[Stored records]
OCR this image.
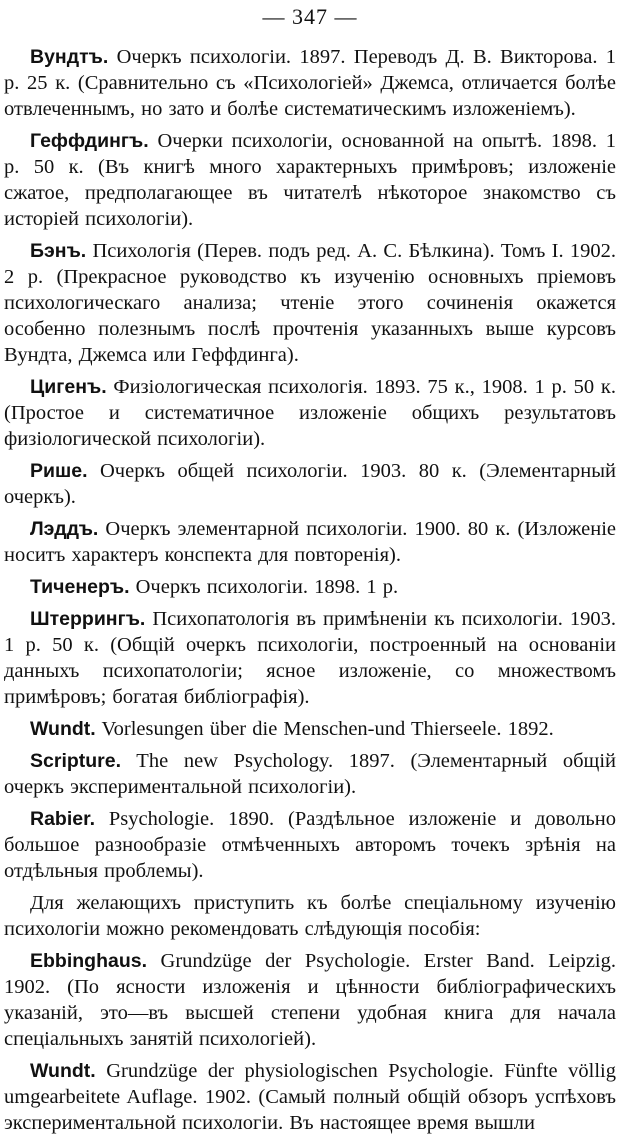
— 347 —

Вундтъ. Очеркъ психологіи. 1897. Переводъ Д. В. Викторова. 1 р. 25 к. (Сравнительно съ «Психологіей» Джемса, отличается болѣе отвлеченнымъ, но зато и болѣе систематическимъ изложеніемъ).

Геффдингъ. Очерки психологіи, основанной на опытѣ. 1898. 1 р. 50 к. (Въ книгѣ много характерныхъ примѣровъ; изложеніе сжатое, предполагающее въ читателѣ нѣкоторое знакомство съ исторіей психологіи).

Бэнъ. Психологія (Перев. подъ ред. А. С. Бѣлкина). Томъ I. 1902. 2 р. (Прекрасное руководство къ изученію основныхъ пріемовъ психологическаго анализа; чтеніе этого сочиненія окажется особенно полезнымъ послѣ прочтенія указанныхъ выше курсовъ Вундта, Джемса или Геффдинга).

Цигенъ. Физіологическая психологія. 1893. 75 к., 1908. 1 р. 50 к. (Простое и систематичное изложеніе общихъ результатовъ физіологической психологіи).

Рише. Очеркъ общей психологіи. 1903. 80 к. (Элементарный очеркъ).

Лэддъ. Очеркъ элементарной психологіи. 1900. 80 к. (Изложеніе носитъ характеръ конспекта для повторенія).

Тиченеръ. Очеркъ психологіи. 1898. 1 р.

Штеррингъ. Психопатологія въ примѣненіи къ психологіи. 1903. 1 р. 50 к. (Общій очеркъ психологіи, построенный на основаніи данныхъ психопатологіи; ясное изложеніе, со множествомъ примѣровъ; богатая библіографія).

Wundt. Vorlesungen über die Menschen-und Thierseele. 1892.

Scripture. The new Psychology. 1897. (Элементарный общій очеркъ экспериментальной психологіи).

Rabier. Psychologie. 1890. (Раздѣльное изложеніе и довольно большое разнообразіе отмѣченныхъ авторомъ точекъ зрѣнія на отдѣльныя проблемы).

Для желающихъ приступить къ болѣе спеціальному изученію психологіи можно рекомендовать слѣдующія пособія:

Ebbinghaus. Grundzüge der Psychologie. Erster Band. Leipzig. 1902. (По ясности изложенія и цѣнности библіографическихъ указаній, это—въ высшей степени удобная книга для начала спеціальныхъ занятій психологіей).

Wundt. Grundzüge der physiologischen Psychologie. Fünfte völlig umgearbeitete Auflage. 1902. (Самый полный общій обзоръ успѣховъ экспериментальной психологіи. Въ настоящее время вышли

• **AIM OF THE EXERCISE**
Any pictures should be dropped; transcribe the rest of the records above exactly.

• **RESULT OF THE EXERCISE**
OCR this image.
— 347 —

Вундтъ. Очеркъ психологіи. 1897. Переводъ Д. В. Викторова. 1 р. 25 к. (Сравнительно съ «Психологіей» Джемса, отличается болѣе отвлеченнымъ, но зато и болѣе систематическимъ изложеніемъ).

Геффдингъ. Очерки психологіи, основанной на опытѣ. 1898. 1 р. 50 к. (Въ книгѣ много характерныхъ примѣровъ; изложеніе сжатое, предполагающее въ читателѣ нѣкоторое знакомство съ исторіей психологіи).

Бэнъ. Психологія (Перев. подъ ред. А. С. Бѣлкина). Томъ I. 1902. 2 р. (Прекрасное руководство къ изученію основныхъ пріемовъ психологическаго анализа; чтеніе этого сочиненія окажется особенно полезнымъ послѣ прочтенія указанныхъ выше курсовъ Вундта, Джемса или Геффдинга).

Цигенъ. Физіологическая психологія. 1893. 75 к., 1908. 1 р. 50 к. (Простое и систематичное изложеніе общихъ результатовъ физіологической психологіи).

Рише. Очеркъ общей психологіи. 1903. 80 к. (Элементарный очеркъ).

Лэддъ. Очеркъ элементарной психологіи. 1900. 80 к. (Изложеніе носитъ характеръ конспекта для повторенія).

Тиченеръ. Очеркъ психологіи. 1898. 1 р.

Штеррингъ. Психопатологія въ примѣненіи къ психологіи. 1903. 1 р. 50 к. (Общій очеркъ психологіи, построенный на основаніи данныхъ психопатологіи; ясное изложеніе, со множествомъ примѣровъ; богатая библіографія).

Wundt. Vorlesungen über die Menschen-und Thierseele. 1892.

Scripture. The new Psychology. 1897. (Элементарный общій очеркъ экспериментальной психологіи).

Rabier. Psychologie. 1890. (Раздѣльное изложеніе и довольно большое разнообразіе отмѣченныхъ авторомъ точекъ зрѣнія на отдѣльныя проблемы).

Для желающихъ приступить къ болѣе спеціальному изученію психологіи можно рекомендовать слѣдующія пособія:

Ebbinghaus. Grundzüge der Psychologie. Erster Band. Leipzig. 1902. (По ясности изложенія и цѣнности библіографическихъ указаній, это—въ высшей степени удобная книга для начала спеціальныхъ занятій психологіей).

Wundt. Grundzüge der physiologischen Psychologie. Fünfte völlig umgearbeitete Auflage. 1902. (Самый полный общій обзоръ успѣховъ экспериментальной психологіи. Въ настоящее время вышли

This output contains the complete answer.